[EXERCISE PROMPT]:
Output the material word for word. Leave each picture out.

═════ EXTRACTED INFORMATION ═════

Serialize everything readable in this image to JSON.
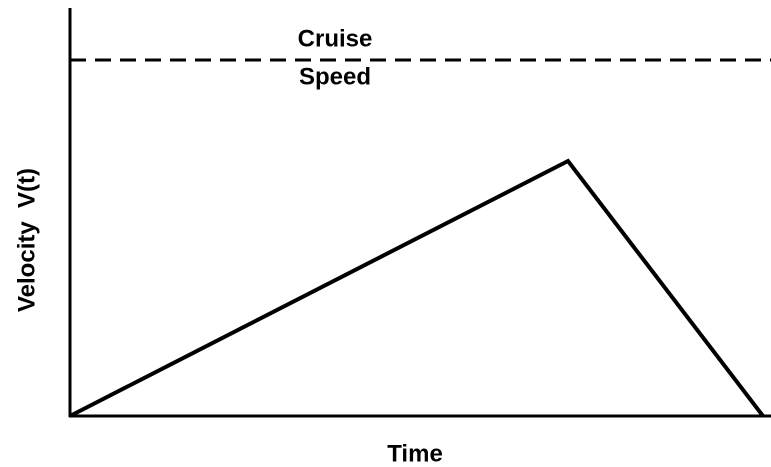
{
  "labels": {
    "cruise_line_top": "Cruise",
    "cruise_line_bottom": "Speed",
    "y_axis": "Velocity  V(t)",
    "x_axis": "Time"
  }
}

═════

[RESULT]:
Serialize everything readable in this image to JSON.
{
  "labels": {
    "cruise_line_top": "Cruise",
    "cruise_line_bottom": "Speed",
    "y_axis": "Velocity  V(t)",
    "x_axis": "Time"
  }
}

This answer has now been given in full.